[Data entries]

· · ·

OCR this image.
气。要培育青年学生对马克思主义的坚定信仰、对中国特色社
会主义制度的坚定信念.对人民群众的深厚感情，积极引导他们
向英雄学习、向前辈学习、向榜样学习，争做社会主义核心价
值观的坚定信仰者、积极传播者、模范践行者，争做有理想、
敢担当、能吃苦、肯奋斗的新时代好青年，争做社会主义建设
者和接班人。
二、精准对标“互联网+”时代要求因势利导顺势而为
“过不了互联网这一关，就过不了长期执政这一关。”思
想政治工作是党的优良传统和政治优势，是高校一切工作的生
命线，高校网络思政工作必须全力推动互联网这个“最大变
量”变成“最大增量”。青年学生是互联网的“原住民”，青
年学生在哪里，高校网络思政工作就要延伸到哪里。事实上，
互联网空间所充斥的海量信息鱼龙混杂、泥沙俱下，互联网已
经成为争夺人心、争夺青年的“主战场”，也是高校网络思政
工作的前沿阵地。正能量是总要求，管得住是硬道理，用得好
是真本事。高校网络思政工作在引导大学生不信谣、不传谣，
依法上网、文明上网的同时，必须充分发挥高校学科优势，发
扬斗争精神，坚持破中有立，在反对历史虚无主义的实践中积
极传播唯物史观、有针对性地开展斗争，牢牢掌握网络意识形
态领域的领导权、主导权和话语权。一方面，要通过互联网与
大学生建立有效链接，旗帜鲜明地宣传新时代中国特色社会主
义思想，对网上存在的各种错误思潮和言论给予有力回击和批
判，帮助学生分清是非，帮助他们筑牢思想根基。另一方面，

· · ·

Return the material in full, exactly as shown.

[Result of the exercise]
OCR this image.
气。要培育青年学生对马克思主义的坚定信仰、对中国特色社
会主义制度的坚定信念.对人民群众的深厚感情，积极引导他们
向英雄学习、向前辈学习、向榜样学习，争做社会主义核心价
值观的坚定信仰者、积极传播者、模范践行者，争做有理想、
敢担当、能吃苦、肯奋斗的新时代好青年，争做社会主义建设
者和接班人。
二、精准对标“互联网+”时代要求因势利导顺势而为
“过不了互联网这一关，就过不了长期执政这一关。”思
想政治工作是党的优良传统和政治优势，是高校一切工作的生
命线，高校网络思政工作必须全力推动互联网这个“最大变
量”变成“最大增量”。青年学生是互联网的“原住民”，青
年学生在哪里，高校网络思政工作就要延伸到哪里。事实上，
互联网空间所充斥的海量信息鱼龙混杂、泥沙俱下，互联网已
经成为争夺人心、争夺青年的“主战场”，也是高校网络思政
工作的前沿阵地。正能量是总要求，管得住是硬道理，用得好
是真本事。高校网络思政工作在引导大学生不信谣、不传谣，
依法上网、文明上网的同时，必须充分发挥高校学科优势，发
扬斗争精神，坚持破中有立，在反对历史虚无主义的实践中积
极传播唯物史观、有针对性地开展斗争，牢牢掌握网络意识形
态领域的领导权、主导权和话语权。一方面，要通过互联网与
大学生建立有效链接，旗帜鲜明地宣传新时代中国特色社会主
义思想，对网上存在的各种错误思潮和言论给予有力回击和批
判，帮助学生分清是非，帮助他们筑牢思想根基。另一方面，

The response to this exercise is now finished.